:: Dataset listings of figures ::
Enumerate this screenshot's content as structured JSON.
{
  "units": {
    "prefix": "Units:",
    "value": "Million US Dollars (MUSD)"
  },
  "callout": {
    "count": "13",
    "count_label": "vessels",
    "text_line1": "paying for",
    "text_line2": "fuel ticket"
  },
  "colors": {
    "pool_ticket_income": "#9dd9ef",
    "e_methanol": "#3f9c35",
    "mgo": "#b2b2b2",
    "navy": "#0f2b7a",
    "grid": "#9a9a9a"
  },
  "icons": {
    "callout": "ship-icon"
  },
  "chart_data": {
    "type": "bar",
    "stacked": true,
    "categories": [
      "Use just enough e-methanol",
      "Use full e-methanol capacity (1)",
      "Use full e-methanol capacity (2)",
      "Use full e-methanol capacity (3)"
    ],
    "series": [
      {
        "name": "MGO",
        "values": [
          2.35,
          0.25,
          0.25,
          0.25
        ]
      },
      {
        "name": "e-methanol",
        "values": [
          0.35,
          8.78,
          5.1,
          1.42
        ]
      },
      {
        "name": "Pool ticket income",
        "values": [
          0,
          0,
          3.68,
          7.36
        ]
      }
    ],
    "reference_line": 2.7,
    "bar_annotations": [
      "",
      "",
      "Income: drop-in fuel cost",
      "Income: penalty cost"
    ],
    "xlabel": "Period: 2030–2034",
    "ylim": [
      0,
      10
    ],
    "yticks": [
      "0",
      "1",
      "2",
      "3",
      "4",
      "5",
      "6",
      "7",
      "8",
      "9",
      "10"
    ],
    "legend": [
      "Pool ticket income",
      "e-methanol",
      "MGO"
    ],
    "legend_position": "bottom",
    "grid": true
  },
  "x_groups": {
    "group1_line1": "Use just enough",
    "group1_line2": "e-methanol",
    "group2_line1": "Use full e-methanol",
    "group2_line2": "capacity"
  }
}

...

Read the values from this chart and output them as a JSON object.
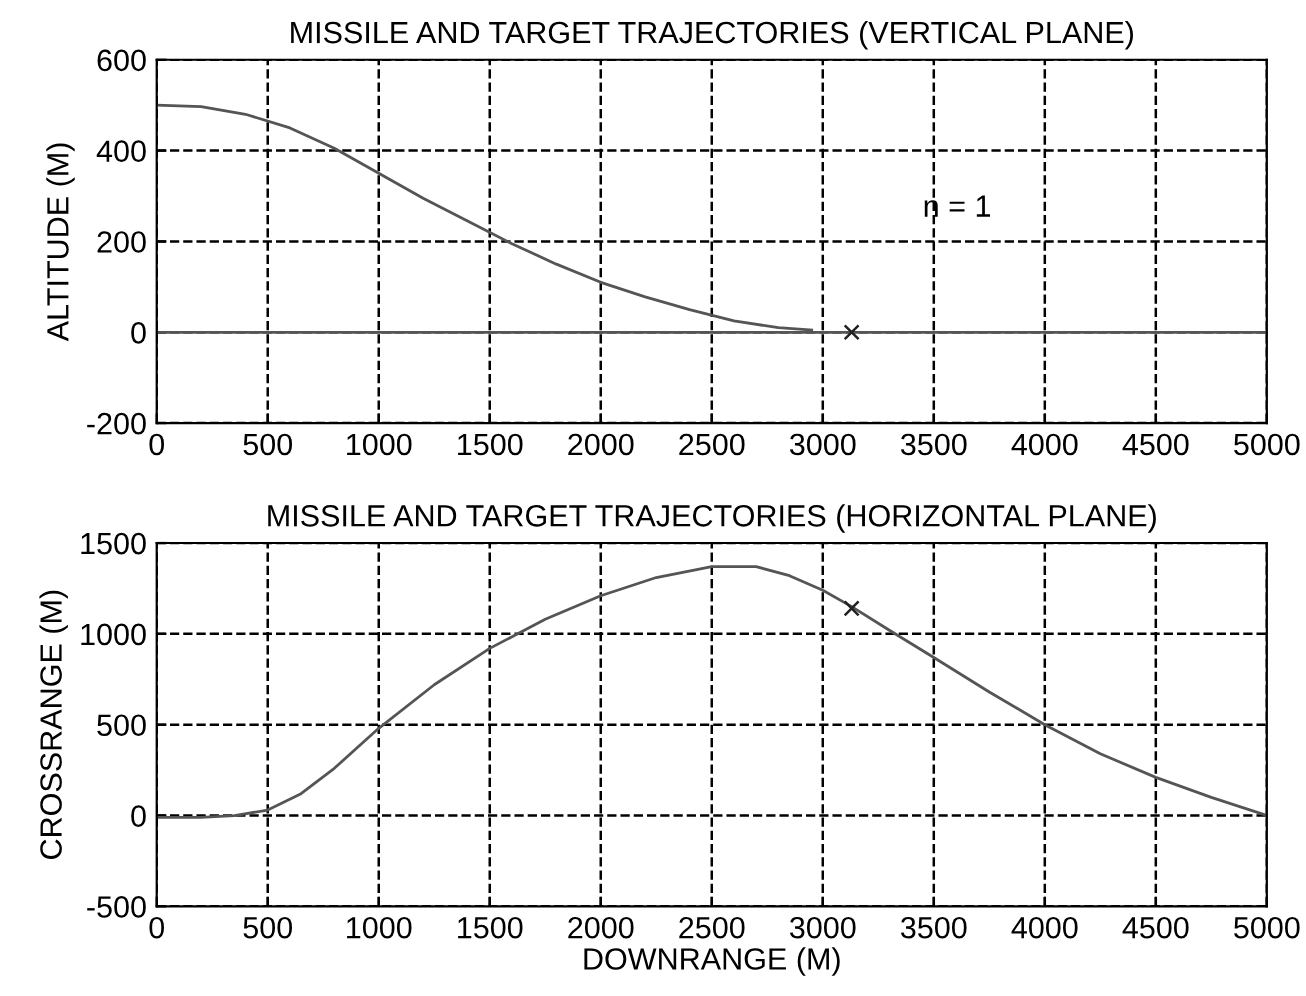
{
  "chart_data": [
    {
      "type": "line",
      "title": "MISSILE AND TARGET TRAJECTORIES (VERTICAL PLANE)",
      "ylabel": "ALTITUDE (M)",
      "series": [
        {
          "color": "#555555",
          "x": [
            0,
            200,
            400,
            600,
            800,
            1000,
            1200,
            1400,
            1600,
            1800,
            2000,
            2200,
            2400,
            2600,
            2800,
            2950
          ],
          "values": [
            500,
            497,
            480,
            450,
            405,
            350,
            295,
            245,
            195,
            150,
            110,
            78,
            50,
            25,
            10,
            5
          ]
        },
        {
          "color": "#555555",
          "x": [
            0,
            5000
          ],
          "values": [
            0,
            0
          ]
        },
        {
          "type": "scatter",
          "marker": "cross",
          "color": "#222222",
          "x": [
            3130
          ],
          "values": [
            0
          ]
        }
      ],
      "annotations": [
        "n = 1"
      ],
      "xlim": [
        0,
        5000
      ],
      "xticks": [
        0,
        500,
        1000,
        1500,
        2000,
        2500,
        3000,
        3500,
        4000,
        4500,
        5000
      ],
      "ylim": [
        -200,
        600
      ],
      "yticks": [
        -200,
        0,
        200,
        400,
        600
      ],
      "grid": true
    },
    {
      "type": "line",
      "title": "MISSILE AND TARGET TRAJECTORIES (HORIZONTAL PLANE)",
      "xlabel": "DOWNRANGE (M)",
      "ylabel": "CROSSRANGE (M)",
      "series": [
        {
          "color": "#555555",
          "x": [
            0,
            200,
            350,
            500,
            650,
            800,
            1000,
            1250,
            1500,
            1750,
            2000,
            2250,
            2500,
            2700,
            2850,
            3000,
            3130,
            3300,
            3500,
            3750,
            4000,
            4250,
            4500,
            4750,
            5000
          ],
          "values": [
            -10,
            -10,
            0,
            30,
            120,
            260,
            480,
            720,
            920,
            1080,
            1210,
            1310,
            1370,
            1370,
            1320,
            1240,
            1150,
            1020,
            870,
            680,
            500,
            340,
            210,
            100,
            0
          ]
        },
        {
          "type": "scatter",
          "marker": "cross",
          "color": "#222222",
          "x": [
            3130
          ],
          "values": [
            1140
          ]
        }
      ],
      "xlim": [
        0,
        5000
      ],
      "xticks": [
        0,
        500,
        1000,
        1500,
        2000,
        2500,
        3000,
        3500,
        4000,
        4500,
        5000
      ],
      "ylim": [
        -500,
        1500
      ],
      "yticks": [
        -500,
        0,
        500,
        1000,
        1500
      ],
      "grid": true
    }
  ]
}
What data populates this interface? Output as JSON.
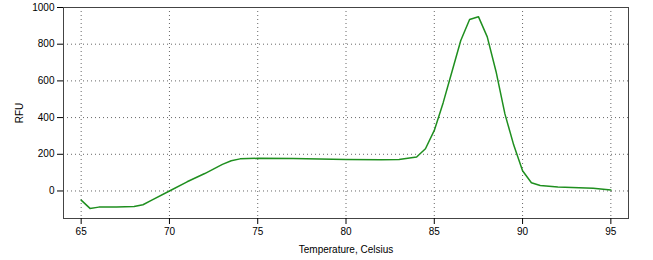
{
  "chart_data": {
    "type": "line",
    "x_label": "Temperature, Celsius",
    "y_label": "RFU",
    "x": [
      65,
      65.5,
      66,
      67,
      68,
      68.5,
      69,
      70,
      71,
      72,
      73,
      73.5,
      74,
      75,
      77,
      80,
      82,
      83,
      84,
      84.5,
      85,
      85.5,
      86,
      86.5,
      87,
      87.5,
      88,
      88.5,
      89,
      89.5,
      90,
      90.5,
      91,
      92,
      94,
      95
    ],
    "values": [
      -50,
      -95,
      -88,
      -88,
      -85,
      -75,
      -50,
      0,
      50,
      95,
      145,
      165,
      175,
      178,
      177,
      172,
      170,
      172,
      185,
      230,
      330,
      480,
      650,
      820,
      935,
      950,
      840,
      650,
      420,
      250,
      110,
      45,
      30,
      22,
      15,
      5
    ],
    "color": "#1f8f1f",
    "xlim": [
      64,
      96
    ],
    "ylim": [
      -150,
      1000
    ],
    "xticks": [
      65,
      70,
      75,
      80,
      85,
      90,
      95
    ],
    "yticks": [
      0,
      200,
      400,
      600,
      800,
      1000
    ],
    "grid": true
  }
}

:: Set task ::
Gather up the lines containing the word "fuel" from these records and copy them.

:: Response for this exercise ::
    "text_line2": "fuel ticket"
      "Income: drop-in fuel cost",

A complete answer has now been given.